**Records shown**
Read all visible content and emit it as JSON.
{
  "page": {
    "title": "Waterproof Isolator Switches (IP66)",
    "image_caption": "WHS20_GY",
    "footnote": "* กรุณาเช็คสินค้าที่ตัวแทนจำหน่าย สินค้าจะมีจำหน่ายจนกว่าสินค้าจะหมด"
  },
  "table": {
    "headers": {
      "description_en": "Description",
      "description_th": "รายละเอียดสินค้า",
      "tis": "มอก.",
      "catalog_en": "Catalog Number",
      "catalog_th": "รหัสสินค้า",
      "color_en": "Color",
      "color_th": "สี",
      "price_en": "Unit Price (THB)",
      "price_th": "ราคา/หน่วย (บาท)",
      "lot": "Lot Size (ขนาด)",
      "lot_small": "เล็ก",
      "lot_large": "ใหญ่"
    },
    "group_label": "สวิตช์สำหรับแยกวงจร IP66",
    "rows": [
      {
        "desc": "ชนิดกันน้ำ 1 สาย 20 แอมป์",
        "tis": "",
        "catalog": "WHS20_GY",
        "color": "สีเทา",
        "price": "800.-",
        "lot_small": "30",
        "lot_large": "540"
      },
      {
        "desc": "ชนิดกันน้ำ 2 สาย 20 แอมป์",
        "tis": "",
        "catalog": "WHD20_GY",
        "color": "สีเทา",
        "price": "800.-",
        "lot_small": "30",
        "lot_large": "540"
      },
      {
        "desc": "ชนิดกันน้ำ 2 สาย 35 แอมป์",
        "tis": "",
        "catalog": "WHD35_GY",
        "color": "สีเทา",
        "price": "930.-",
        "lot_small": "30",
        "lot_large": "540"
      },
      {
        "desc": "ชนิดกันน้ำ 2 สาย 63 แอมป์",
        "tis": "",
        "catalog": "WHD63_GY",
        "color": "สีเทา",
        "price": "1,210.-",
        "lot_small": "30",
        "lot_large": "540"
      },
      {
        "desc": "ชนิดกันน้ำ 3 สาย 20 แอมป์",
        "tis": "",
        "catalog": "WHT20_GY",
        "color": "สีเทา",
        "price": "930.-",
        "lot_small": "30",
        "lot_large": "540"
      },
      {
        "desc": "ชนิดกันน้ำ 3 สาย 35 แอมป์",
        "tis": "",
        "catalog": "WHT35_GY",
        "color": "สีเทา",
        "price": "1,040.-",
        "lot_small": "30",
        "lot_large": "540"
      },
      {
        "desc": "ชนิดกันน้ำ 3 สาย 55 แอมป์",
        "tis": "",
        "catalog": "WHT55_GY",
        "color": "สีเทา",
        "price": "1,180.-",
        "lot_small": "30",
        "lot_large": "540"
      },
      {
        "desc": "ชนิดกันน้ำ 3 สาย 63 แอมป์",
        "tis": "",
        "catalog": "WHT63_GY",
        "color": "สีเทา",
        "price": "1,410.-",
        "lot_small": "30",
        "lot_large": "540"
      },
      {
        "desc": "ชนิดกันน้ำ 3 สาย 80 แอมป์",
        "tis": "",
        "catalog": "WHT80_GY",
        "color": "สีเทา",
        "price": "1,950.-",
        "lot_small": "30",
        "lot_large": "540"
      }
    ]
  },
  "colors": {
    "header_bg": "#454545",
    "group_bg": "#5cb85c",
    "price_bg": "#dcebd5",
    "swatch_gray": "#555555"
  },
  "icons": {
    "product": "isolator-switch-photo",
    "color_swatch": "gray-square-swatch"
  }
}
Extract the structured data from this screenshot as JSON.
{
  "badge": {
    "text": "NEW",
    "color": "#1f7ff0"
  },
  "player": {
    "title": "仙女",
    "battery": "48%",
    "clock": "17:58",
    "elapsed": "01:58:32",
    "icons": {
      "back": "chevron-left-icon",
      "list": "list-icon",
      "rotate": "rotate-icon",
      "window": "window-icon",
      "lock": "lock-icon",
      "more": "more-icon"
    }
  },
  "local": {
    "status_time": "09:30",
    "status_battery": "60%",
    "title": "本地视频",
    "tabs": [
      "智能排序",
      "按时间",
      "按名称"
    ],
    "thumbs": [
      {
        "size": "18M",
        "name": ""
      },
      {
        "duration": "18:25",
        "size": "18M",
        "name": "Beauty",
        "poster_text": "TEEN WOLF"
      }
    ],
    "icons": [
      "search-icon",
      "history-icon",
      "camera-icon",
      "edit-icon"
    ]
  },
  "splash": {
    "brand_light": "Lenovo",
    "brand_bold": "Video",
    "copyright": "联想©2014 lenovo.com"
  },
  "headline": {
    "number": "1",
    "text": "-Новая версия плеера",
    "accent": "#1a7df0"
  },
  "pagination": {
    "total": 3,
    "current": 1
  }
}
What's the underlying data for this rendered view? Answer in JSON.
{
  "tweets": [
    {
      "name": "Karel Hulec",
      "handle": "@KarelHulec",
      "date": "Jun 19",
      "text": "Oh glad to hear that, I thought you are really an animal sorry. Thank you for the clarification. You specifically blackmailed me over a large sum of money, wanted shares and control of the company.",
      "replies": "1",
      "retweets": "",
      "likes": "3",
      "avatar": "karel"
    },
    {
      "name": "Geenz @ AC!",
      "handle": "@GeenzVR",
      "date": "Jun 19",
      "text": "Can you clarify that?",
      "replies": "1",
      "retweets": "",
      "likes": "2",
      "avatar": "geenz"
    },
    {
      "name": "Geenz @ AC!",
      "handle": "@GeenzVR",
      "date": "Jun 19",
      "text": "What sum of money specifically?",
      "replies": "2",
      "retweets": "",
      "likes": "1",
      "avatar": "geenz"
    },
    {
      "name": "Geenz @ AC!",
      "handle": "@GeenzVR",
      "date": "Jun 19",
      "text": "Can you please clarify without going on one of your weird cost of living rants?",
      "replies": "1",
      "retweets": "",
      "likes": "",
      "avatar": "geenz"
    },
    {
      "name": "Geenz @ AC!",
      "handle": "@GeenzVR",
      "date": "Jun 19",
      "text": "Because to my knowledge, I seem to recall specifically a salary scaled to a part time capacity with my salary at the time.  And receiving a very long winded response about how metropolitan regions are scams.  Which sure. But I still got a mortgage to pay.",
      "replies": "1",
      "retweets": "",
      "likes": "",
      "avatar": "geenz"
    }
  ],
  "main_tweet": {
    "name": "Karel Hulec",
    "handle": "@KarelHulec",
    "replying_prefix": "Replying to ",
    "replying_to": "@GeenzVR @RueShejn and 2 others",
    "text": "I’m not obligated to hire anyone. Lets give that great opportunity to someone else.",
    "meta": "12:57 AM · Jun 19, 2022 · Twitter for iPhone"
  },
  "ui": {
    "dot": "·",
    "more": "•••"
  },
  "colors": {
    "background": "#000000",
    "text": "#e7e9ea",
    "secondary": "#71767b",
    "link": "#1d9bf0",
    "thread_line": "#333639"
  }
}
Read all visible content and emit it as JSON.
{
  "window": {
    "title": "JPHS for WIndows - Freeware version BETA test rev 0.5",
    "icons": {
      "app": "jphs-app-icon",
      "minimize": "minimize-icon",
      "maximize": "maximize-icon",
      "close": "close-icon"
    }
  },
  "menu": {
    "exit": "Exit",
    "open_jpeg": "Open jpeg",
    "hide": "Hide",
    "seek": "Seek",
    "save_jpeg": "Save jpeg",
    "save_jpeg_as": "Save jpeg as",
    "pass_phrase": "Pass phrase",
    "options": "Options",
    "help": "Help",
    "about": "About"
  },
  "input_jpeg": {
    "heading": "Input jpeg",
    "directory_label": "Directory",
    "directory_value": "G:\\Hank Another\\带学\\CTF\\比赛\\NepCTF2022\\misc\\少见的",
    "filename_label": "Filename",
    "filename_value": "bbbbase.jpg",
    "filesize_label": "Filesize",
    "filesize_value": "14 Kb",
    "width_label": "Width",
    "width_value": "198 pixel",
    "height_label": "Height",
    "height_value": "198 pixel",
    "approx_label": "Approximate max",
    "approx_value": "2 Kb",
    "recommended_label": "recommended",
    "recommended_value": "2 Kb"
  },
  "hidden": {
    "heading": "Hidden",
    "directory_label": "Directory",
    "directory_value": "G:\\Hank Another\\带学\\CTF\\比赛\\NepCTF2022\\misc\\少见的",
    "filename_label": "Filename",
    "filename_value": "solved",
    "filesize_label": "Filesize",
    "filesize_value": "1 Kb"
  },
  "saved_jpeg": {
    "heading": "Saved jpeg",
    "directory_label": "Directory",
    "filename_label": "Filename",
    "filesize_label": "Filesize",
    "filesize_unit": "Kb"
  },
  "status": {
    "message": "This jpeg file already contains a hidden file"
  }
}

**Exercise aim**
Read through the data and copy every line where "pixel" shows up.

**Result**
    "width_value": "198 pixel",
    "height_value": "198 pixel",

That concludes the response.